▸ **EXERCISE TASK**:
Sort through the entries below and pull out lines containing the word "zajęć".

Recorded data:
══════════
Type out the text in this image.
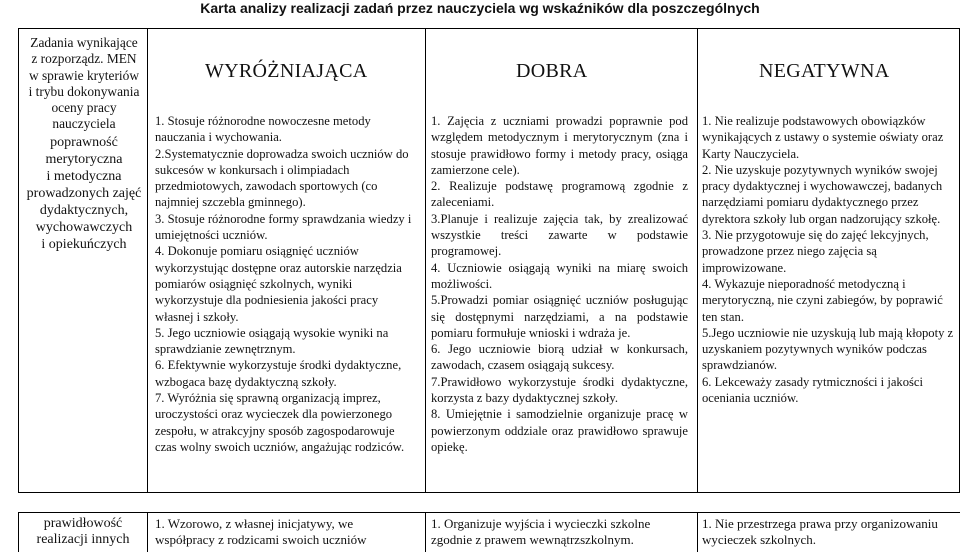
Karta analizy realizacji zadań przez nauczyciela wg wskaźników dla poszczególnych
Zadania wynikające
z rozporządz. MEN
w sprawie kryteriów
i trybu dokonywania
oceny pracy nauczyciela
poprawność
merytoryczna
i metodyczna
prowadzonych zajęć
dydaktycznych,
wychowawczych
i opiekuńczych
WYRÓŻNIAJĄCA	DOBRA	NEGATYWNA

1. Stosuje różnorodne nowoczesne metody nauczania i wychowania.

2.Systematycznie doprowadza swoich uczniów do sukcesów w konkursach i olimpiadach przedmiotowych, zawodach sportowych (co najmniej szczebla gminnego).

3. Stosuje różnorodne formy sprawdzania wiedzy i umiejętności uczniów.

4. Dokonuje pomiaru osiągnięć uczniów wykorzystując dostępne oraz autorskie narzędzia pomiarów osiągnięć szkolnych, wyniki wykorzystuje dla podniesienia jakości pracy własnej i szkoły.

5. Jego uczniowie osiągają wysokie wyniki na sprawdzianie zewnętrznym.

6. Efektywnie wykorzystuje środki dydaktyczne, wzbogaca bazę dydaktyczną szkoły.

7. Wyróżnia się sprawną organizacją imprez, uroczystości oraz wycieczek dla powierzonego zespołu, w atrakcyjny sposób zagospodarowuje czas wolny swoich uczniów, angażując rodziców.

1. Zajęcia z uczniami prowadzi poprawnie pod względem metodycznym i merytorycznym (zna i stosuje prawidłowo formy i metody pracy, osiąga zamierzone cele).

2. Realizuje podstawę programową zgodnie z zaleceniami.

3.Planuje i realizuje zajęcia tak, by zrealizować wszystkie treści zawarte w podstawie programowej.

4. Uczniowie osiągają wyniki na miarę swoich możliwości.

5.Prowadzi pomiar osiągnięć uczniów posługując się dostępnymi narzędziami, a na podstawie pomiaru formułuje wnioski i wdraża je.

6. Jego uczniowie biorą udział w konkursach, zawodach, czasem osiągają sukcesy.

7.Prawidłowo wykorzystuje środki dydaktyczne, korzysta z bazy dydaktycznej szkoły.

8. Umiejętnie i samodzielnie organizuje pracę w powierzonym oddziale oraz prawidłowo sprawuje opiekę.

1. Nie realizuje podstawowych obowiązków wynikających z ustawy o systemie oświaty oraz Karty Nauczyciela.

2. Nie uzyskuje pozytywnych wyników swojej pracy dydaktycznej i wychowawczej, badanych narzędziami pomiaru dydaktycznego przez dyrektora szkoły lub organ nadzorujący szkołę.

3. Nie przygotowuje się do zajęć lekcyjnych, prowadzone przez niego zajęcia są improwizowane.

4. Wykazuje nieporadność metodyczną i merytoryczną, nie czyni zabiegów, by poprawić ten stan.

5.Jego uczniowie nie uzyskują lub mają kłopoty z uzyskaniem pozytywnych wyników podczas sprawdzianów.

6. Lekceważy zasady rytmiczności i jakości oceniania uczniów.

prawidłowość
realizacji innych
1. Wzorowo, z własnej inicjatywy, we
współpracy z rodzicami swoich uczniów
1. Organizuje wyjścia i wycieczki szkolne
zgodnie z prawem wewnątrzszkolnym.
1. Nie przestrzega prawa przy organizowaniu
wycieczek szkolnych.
══════════
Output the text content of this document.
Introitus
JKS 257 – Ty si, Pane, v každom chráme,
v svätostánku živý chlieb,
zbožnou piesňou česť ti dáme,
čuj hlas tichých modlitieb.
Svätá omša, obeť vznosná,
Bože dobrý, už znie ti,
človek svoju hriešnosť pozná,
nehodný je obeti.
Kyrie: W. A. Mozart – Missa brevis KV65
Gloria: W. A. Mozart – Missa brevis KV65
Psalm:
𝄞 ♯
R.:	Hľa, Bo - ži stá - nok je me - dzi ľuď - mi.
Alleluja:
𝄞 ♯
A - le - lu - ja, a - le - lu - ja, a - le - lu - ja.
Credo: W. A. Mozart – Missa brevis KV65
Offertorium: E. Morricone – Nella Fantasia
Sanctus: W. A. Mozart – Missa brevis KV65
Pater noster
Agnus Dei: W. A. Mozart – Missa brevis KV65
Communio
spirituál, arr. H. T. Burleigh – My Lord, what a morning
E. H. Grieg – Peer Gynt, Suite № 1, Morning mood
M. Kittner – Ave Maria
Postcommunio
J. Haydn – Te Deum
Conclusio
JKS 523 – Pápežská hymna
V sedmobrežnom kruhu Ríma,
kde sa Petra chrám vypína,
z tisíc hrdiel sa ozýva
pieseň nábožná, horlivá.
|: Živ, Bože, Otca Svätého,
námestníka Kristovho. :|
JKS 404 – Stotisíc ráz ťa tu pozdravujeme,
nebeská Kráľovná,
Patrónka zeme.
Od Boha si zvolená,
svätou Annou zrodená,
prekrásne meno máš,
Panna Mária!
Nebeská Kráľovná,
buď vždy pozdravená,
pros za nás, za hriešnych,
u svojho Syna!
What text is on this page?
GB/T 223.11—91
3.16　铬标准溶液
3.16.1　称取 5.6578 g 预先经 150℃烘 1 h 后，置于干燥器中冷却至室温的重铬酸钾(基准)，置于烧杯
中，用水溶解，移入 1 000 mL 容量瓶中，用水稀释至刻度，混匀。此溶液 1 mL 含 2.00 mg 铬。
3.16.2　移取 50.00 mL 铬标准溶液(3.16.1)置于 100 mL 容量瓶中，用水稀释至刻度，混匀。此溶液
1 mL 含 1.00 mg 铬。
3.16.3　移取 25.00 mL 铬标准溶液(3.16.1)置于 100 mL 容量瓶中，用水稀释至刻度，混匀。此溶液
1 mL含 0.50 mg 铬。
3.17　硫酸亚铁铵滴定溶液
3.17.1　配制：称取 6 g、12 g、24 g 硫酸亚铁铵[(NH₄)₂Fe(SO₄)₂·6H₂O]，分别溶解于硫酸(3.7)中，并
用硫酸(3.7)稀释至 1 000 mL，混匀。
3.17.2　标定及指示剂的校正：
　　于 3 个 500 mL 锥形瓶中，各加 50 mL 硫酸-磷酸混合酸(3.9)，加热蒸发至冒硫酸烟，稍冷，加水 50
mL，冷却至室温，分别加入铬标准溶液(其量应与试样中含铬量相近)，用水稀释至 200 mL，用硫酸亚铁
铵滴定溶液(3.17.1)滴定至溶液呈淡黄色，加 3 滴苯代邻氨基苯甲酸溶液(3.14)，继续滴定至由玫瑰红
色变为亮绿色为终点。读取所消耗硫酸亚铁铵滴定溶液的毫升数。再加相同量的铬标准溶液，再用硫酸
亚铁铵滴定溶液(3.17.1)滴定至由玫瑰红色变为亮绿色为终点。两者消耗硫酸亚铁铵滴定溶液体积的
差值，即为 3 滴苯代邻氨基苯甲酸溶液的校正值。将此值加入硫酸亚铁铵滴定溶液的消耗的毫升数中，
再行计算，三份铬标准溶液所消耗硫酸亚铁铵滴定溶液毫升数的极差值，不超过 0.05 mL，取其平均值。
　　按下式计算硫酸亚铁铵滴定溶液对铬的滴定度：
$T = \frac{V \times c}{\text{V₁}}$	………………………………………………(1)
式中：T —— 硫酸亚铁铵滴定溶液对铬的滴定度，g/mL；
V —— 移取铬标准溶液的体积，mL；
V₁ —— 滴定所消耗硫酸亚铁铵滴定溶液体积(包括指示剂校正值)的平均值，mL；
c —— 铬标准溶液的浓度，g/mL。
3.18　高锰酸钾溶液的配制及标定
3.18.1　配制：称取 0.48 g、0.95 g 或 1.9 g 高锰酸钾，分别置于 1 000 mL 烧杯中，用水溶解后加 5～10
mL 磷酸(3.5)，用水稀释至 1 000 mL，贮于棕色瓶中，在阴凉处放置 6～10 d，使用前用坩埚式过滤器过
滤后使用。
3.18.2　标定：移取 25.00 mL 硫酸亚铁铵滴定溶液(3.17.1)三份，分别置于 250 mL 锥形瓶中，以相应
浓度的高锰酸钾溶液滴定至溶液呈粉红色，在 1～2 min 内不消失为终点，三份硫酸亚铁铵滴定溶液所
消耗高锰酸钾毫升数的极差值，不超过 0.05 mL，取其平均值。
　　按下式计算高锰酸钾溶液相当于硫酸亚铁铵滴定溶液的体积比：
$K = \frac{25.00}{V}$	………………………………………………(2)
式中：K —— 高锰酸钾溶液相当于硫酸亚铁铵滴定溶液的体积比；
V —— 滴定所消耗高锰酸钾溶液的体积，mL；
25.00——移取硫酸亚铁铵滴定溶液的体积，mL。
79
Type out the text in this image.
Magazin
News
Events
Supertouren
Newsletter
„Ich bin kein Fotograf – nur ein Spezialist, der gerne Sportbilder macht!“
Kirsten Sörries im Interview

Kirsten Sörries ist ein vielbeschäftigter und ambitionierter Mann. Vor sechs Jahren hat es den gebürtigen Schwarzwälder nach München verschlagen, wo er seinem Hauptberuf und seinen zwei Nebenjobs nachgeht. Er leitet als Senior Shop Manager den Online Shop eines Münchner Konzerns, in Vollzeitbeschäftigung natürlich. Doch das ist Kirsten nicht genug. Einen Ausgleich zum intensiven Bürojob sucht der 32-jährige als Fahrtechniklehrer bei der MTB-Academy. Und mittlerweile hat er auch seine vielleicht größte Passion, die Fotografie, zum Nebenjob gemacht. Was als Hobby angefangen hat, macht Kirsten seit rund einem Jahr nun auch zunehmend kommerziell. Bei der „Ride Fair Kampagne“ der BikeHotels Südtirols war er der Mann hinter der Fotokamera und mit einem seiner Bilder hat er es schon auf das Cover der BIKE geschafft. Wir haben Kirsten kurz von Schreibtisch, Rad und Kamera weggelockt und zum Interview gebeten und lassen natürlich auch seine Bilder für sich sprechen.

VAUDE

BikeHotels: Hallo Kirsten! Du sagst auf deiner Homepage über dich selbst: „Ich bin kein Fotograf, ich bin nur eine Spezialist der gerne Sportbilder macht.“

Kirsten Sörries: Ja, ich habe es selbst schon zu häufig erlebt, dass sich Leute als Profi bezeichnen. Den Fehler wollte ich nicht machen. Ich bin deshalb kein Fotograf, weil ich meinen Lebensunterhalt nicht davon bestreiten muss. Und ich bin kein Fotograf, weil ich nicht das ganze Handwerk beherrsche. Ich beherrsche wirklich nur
══════════
▸ **EXERCISE RESPONSE**:
prowadzonych zajęć
3. Nie przygotowuje się do zajęć lekcyjnych, prowadzone przez niego zajęcia są improwizowane.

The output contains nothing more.